Work required: Lines containing the word "Portafolio" are the ones to copy from the records below.

......

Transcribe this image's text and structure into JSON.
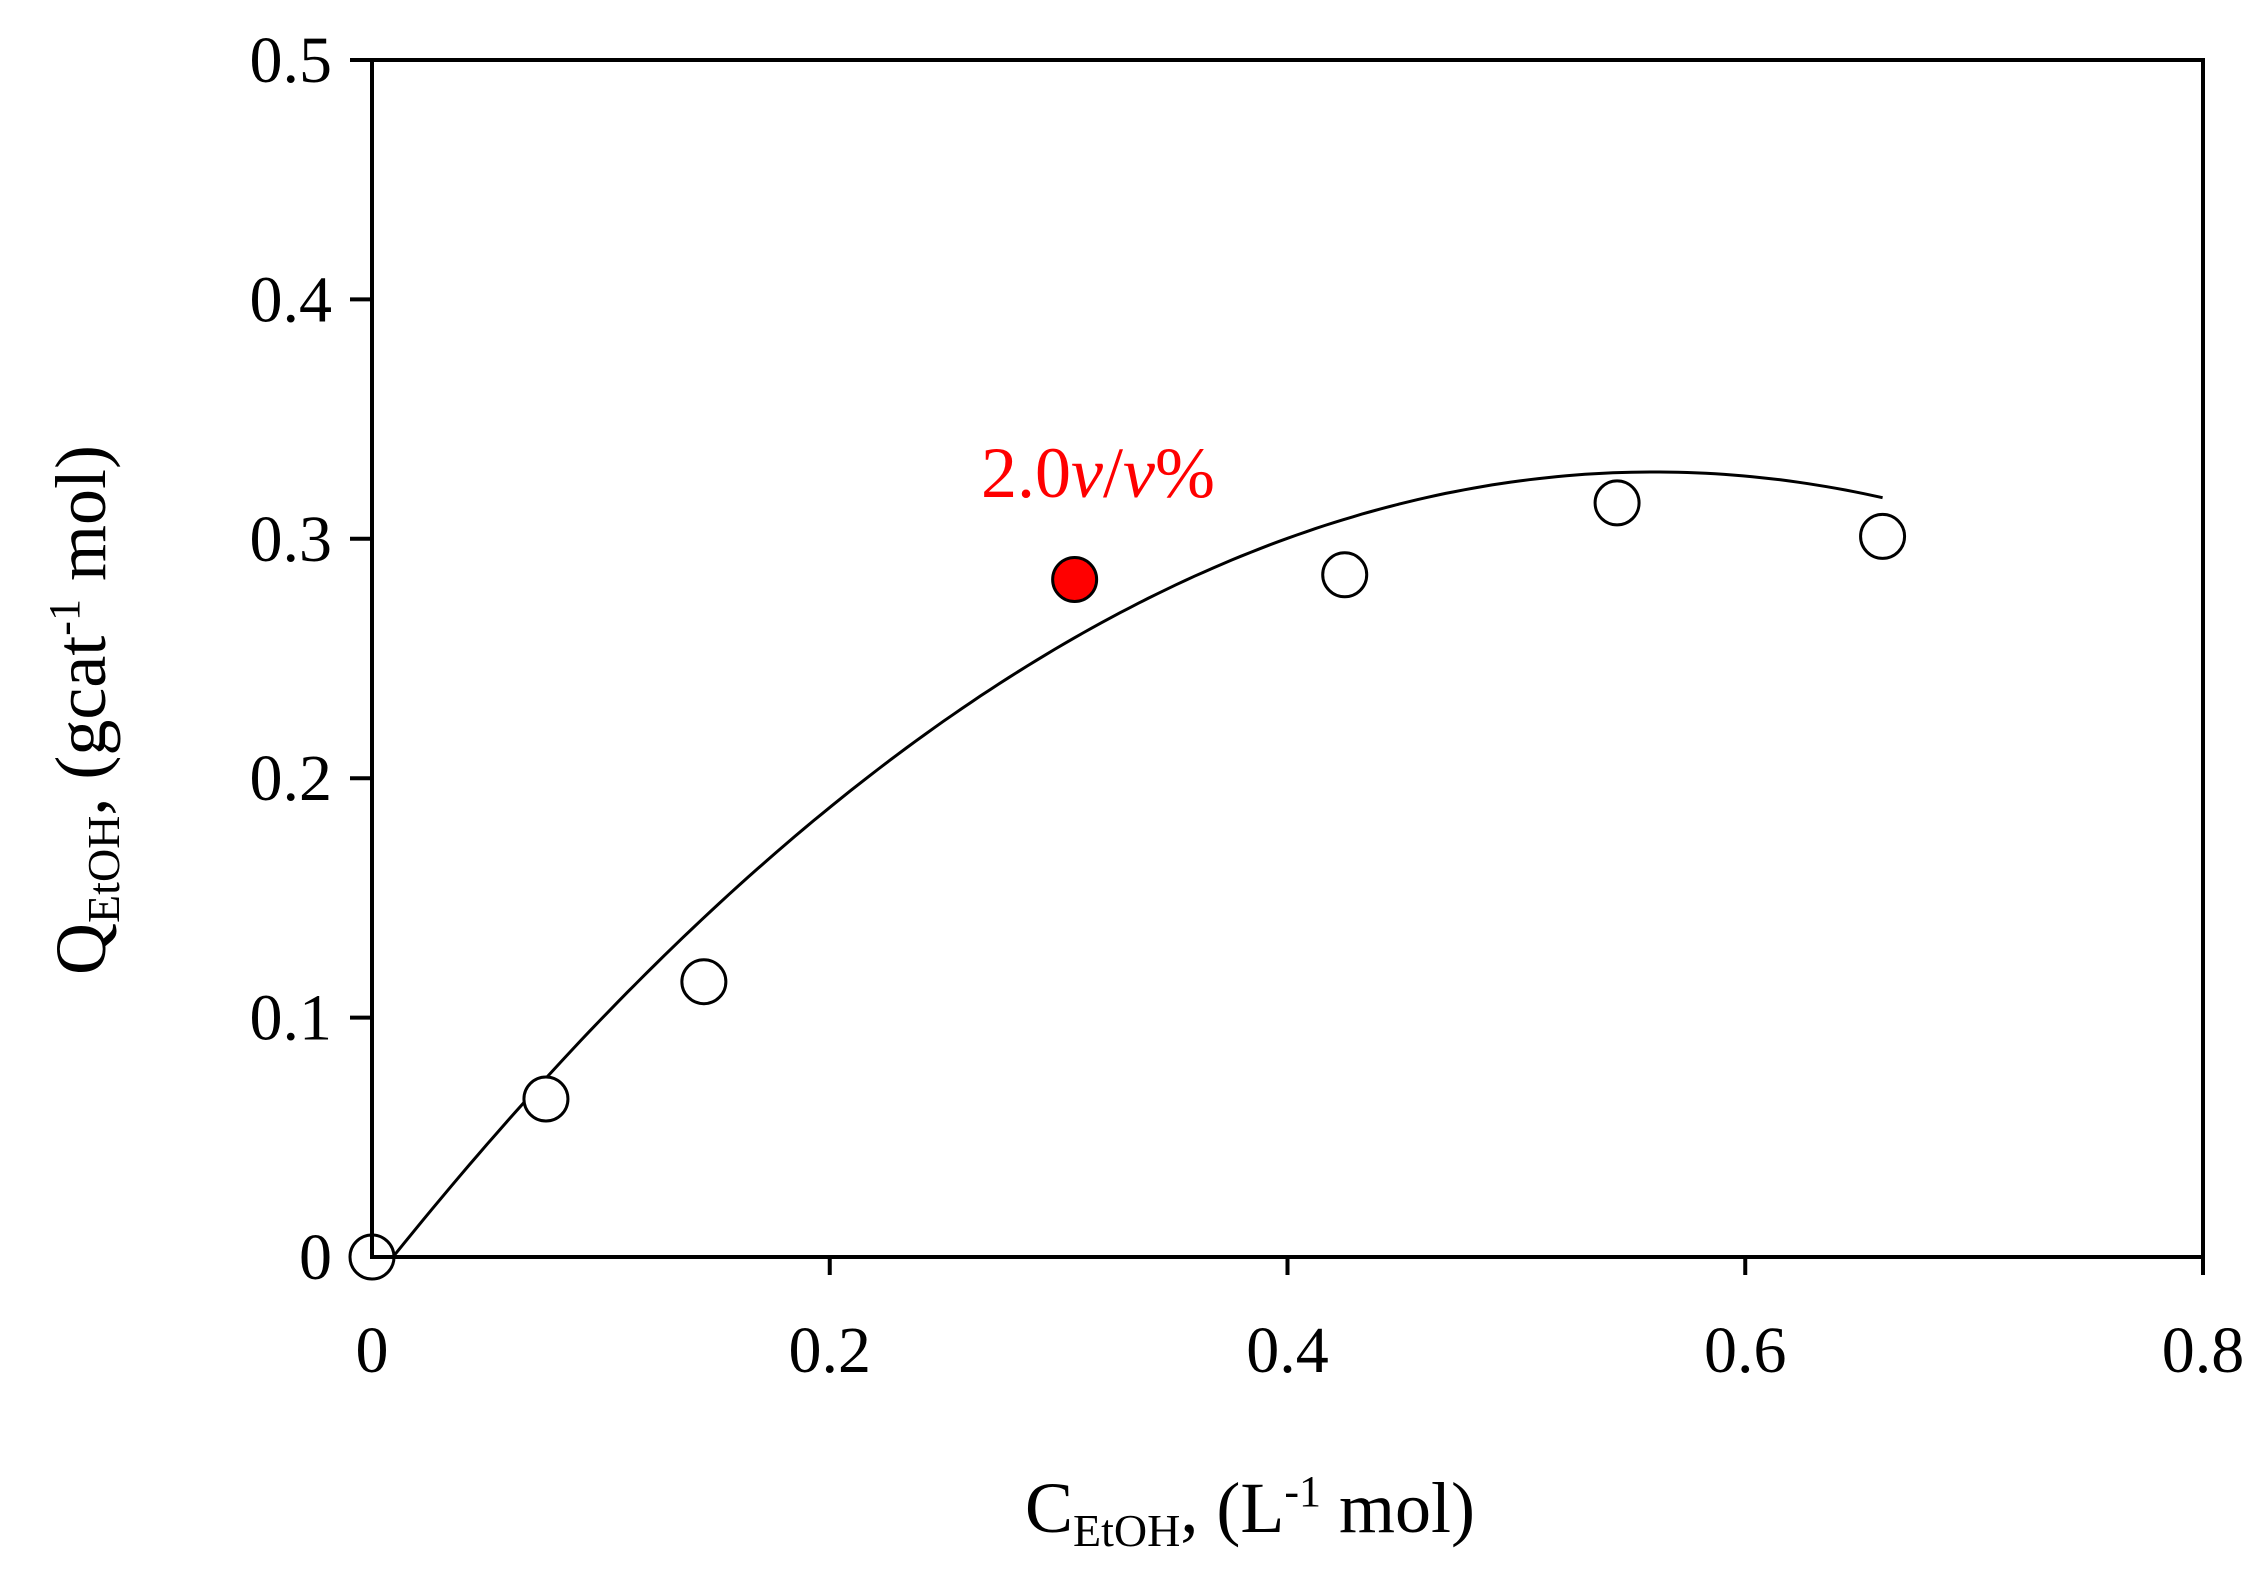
{
  "chart_data": {
    "type": "scatter",
    "xlim": [
      0,
      0.8
    ],
    "ylim": [
      0,
      0.5
    ],
    "x_ticks": [
      "0",
      "0.2",
      "0.4",
      "0.6",
      "0.8"
    ],
    "y_ticks": [
      "0",
      "0.1",
      "0.2",
      "0.3",
      "0.4",
      "0.5"
    ],
    "xlabel": {
      "main": "C",
      "sub": "EtOH",
      "rest1": ", (L",
      "sup": "-1",
      "rest2": " mol)"
    },
    "ylabel": {
      "main": "Q",
      "sub": "EtOH",
      "rest1": ", (gcat",
      "sup": "-1",
      "rest2": " mol)"
    },
    "grid": false,
    "series": [
      {
        "marker": "open-circle",
        "x": [
          0,
          0.076,
          0.145,
          0.425,
          0.544,
          0.66
        ],
        "y": [
          0,
          0.066,
          0.115,
          0.285,
          0.315,
          0.301
        ]
      },
      {
        "marker": "filled-circle",
        "color": "#ff0000",
        "x": [
          0.307
        ],
        "y": [
          0.283
        ]
      }
    ],
    "fit_curve": {
      "type": "polynomial-2",
      "x_range": [
        0.01,
        0.66
      ],
      "coefficients": [
        -0.011,
        1.21,
        -1.08
      ]
    },
    "annotation": {
      "text_main": "2.0",
      "text_var1": "v",
      "text_slash": "/",
      "text_var2": "v",
      "text_pct": "%",
      "color": "#ff0000"
    }
  }
}
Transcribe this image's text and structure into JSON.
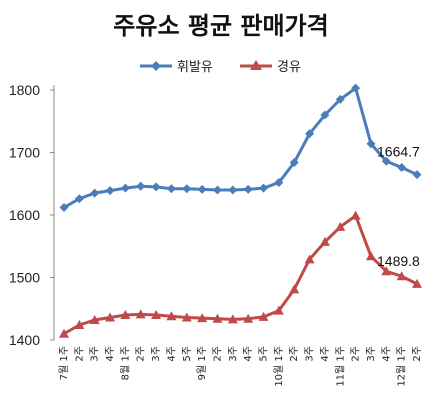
{
  "chart_data": {
    "type": "line",
    "title": "주유소 평균 판매가격",
    "xlabel": "",
    "ylabel": "",
    "ylim": [
      1400,
      1800
    ],
    "yticks": [
      1400,
      1500,
      1600,
      1700,
      1800
    ],
    "grid": false,
    "legend_placement": "top",
    "categories": [
      "7월 1주",
      "2주",
      "3주",
      "4주",
      "8월 1주",
      "2주",
      "3주",
      "4주",
      "5주",
      "9월 1주",
      "2주",
      "3주",
      "4주",
      "5주",
      "10월 1주",
      "2주",
      "3주",
      "4주",
      "11월 1주",
      "2주",
      "3주",
      "4주",
      "12월 1주",
      "2주"
    ],
    "series": [
      {
        "name": "휘발유",
        "color": "#4a7ebb",
        "marker": "diamond",
        "values": [
          1612,
          1626,
          1635,
          1639,
          1643,
          1646,
          1645,
          1642,
          1642,
          1641,
          1640,
          1640,
          1641,
          1643,
          1652,
          1684,
          1730,
          1760,
          1785,
          1803,
          1714,
          1686,
          1676,
          1664.7
        ]
      },
      {
        "name": "경유",
        "color": "#be4b48",
        "marker": "triangle",
        "values": [
          1410,
          1424,
          1432,
          1436,
          1440,
          1441,
          1440,
          1438,
          1436,
          1435,
          1434,
          1433,
          1434,
          1437,
          1447,
          1481,
          1529,
          1557,
          1581,
          1599,
          1534,
          1510,
          1502,
          1489.8
        ]
      }
    ],
    "annotations": [
      {
        "series": "휘발유",
        "index": 23,
        "text": "1664.7"
      },
      {
        "series": "경유",
        "index": 23,
        "text": "1489.8"
      }
    ]
  }
}
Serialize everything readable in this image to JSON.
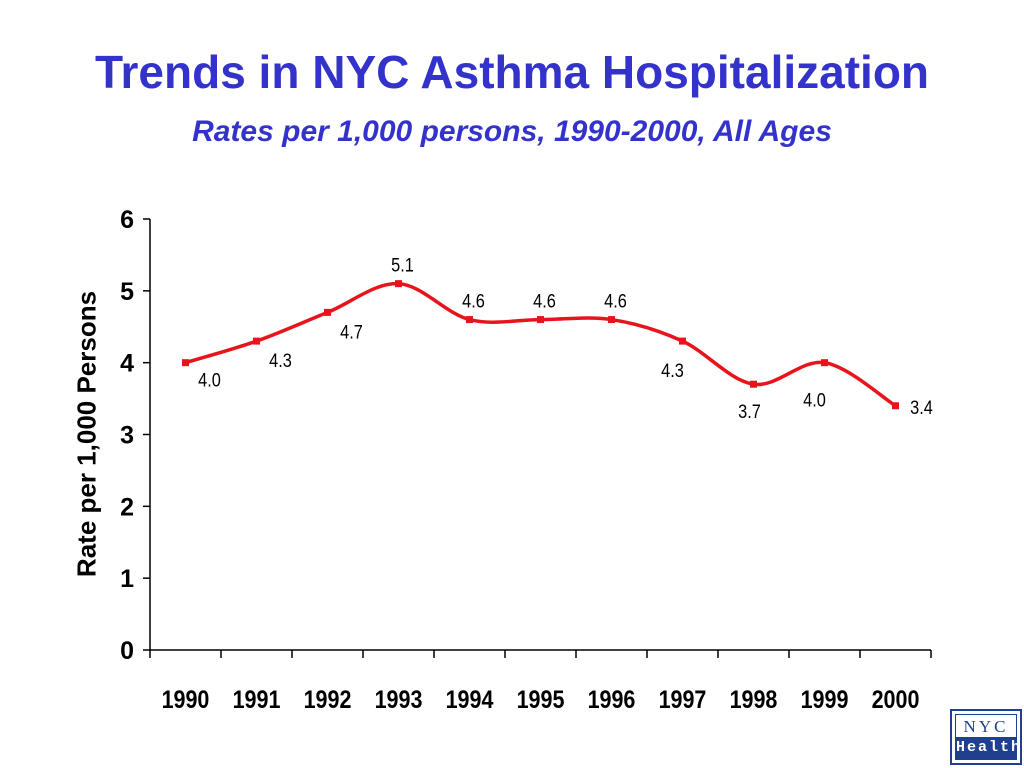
{
  "slide": {
    "title": "Trends in NYC Asthma Hospitalization",
    "subtitle": "Rates per 1,000 persons, 1990-2000, All Ages"
  },
  "logo": {
    "line1": "NYC",
    "line2": "Health",
    "color": "#1f3f8f"
  },
  "chart_data": {
    "type": "line",
    "title": "",
    "xlabel": "",
    "ylabel": "Rate per 1,000 Persons",
    "categories": [
      "1990",
      "1991",
      "1992",
      "1993",
      "1994",
      "1995",
      "1996",
      "1997",
      "1998",
      "1999",
      "2000"
    ],
    "series": [
      {
        "values": [
          4.0,
          4.3,
          4.7,
          5.1,
          4.6,
          4.6,
          4.6,
          4.3,
          3.7,
          4.0,
          3.4
        ],
        "labels": [
          "4.0",
          "4.3",
          "4.7",
          "5.1",
          "4.6",
          "4.6",
          "4.6",
          "4.3",
          "3.7",
          "4.0",
          "3.4"
        ],
        "color": "#e8141c"
      }
    ],
    "yticks": [
      "0",
      "1",
      "2",
      "3",
      "4",
      "5",
      "6"
    ],
    "ylim": [
      0,
      6
    ],
    "grid": false,
    "legend": "none",
    "smooth": true
  }
}
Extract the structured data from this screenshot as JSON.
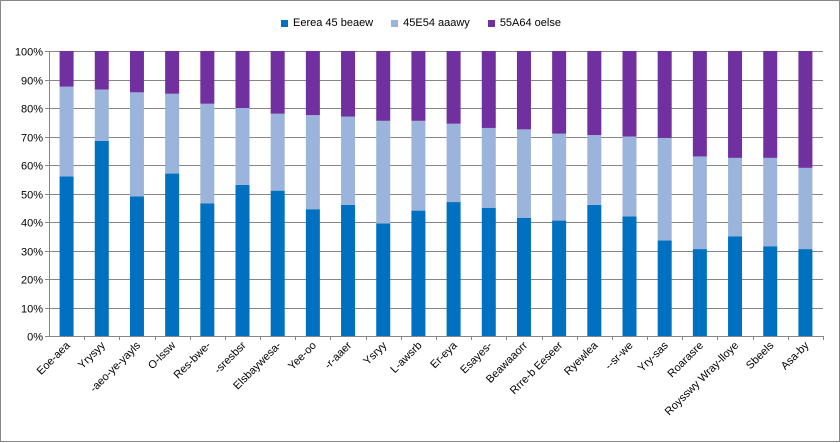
{
  "chart_data": {
    "type": "bar",
    "stacked": "percent",
    "categories": [
      "Eoe-aea",
      "Yrysyy",
      "-aeo-ye-yayls",
      "O-lssw",
      "Res-bwe-",
      "-sresbsr",
      "Elsbaywesa-",
      "Yee-oo",
      "-r-aaer",
      "Ysryy",
      "L-awsrb",
      "Er-eya",
      "Esayes-",
      "Beawaaorr",
      "Rrre-b Eeseer",
      "Ryewlea",
      "--sr-we",
      "Yry-sas",
      "Roarasre",
      "Roysswy Wray-lloye",
      "Sbeels",
      "Asa-by"
    ],
    "series": [
      {
        "name": "Eerea 45 beaew",
        "color": "#0070c0",
        "values": [
          56,
          68.5,
          49,
          57,
          46.5,
          53,
          51,
          44.5,
          46,
          39.5,
          44,
          47,
          45,
          41.5,
          40.5,
          46,
          42,
          33.5,
          30.5,
          35,
          31.5,
          30.5
        ]
      },
      {
        "name": "45E54 aaawy",
        "color": "#9bb4dc",
        "values": [
          31.5,
          18,
          36.5,
          28,
          35,
          27,
          27,
          33,
          31,
          36,
          31.5,
          27.5,
          28,
          31,
          30.5,
          24.5,
          28,
          36,
          32.5,
          27.5,
          31,
          28.5
        ]
      },
      {
        "name": "55A64 oelse",
        "color": "#7030a0",
        "values": [
          12.5,
          13.5,
          14.5,
          15,
          18.5,
          20,
          22,
          22.5,
          23,
          24.5,
          24.5,
          25.5,
          27,
          27.5,
          29,
          29.5,
          30,
          30.5,
          37,
          37.5,
          37.5,
          41
        ]
      }
    ],
    "ylim": [
      0,
      100
    ],
    "yticks": [
      "0%",
      "10%",
      "20%",
      "30%",
      "40%",
      "50%",
      "60%",
      "70%",
      "80%",
      "90%",
      "100%"
    ],
    "grid": "horizontal",
    "legend": "top-center",
    "title": "",
    "xlabel": "",
    "ylabel": ""
  }
}
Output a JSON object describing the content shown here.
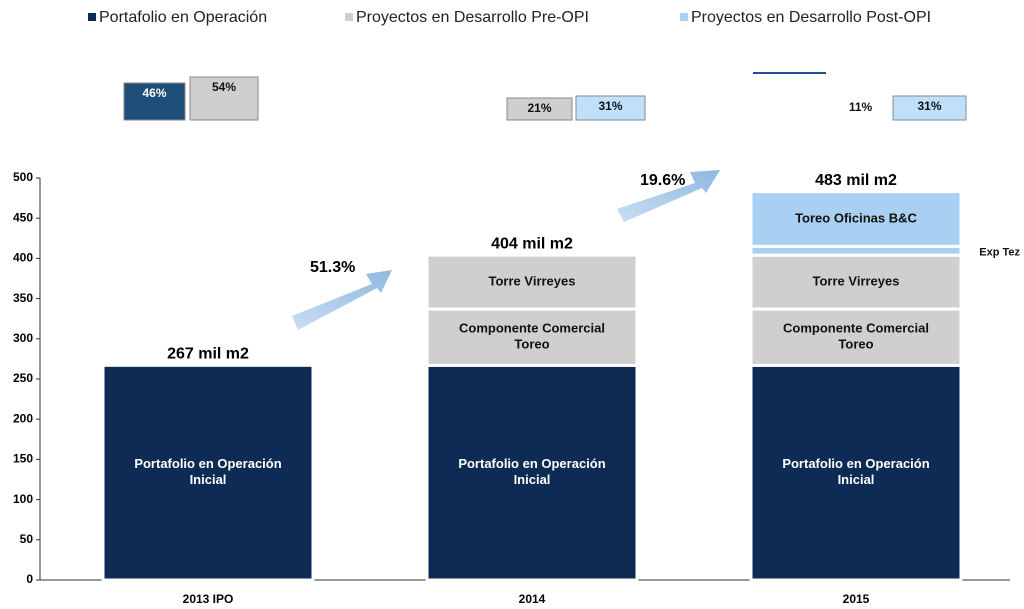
{
  "chart_data": {
    "type": "stacked_bar",
    "legend": [
      {
        "name": "Portafolio en Operación",
        "color": "#0d2b55"
      },
      {
        "name": "Proyectos en Desarrollo Pre-OPI",
        "color": "#cfcfcf"
      },
      {
        "name": "Proyectos en Desarrollo Post-OPI",
        "color": "#a9cff2"
      }
    ],
    "categories": [
      "2013 IPO",
      "2014",
      "2015"
    ],
    "series": [
      {
        "label_lines": [
          "Portafolio en Operación",
          "Inicial"
        ],
        "color": "#0d2b55",
        "values": [
          267,
          267,
          267
        ]
      },
      {
        "label_lines": [
          "Componente Comercial",
          "Toreo"
        ],
        "color": "#cfcfcf",
        "values": [
          null,
          70,
          70
        ]
      },
      {
        "label_lines": [
          "Torre Virreyes"
        ],
        "color": "#cfcfcf",
        "values": [
          null,
          67,
          67
        ]
      },
      {
        "label_lines": [
          "Exp Tez"
        ],
        "color": "#a9cff2",
        "values": [
          null,
          null,
          11
        ]
      },
      {
        "label_lines": [
          "Toreo Oficinas B&C"
        ],
        "color": "#a9cff2",
        "values": [
          null,
          null,
          68
        ]
      }
    ],
    "totals": [
      267,
      404,
      483
    ],
    "total_labels": [
      "267 mil m2",
      "404 mil m2",
      "483 mil m2"
    ],
    "growth_labels": [
      "51.3%",
      "19.6%"
    ],
    "shares": [
      [
        {
          "value": 46,
          "label": "46%",
          "color": "#1f4e7a"
        },
        {
          "value": 54,
          "label": "54%",
          "color": "#cfcfcf"
        }
      ],
      [
        {
          "value": 21,
          "label": "21%",
          "color": "#cfcfcf"
        },
        {
          "value": 31,
          "label": "31%",
          "color": "#bfe0fb"
        }
      ],
      [
        {
          "value": 11,
          "label": "11%",
          "color": null
        },
        {
          "value": 31,
          "label": "31%",
          "color": "#bfe0fb"
        }
      ]
    ],
    "ylim": [
      0,
      500
    ],
    "yticks": [
      0,
      50,
      100,
      150,
      200,
      250,
      300,
      350,
      400,
      450,
      500
    ]
  }
}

......

Output of the exercise:
        "name": "Portafolio en Operación",
          "Portafolio en Operación",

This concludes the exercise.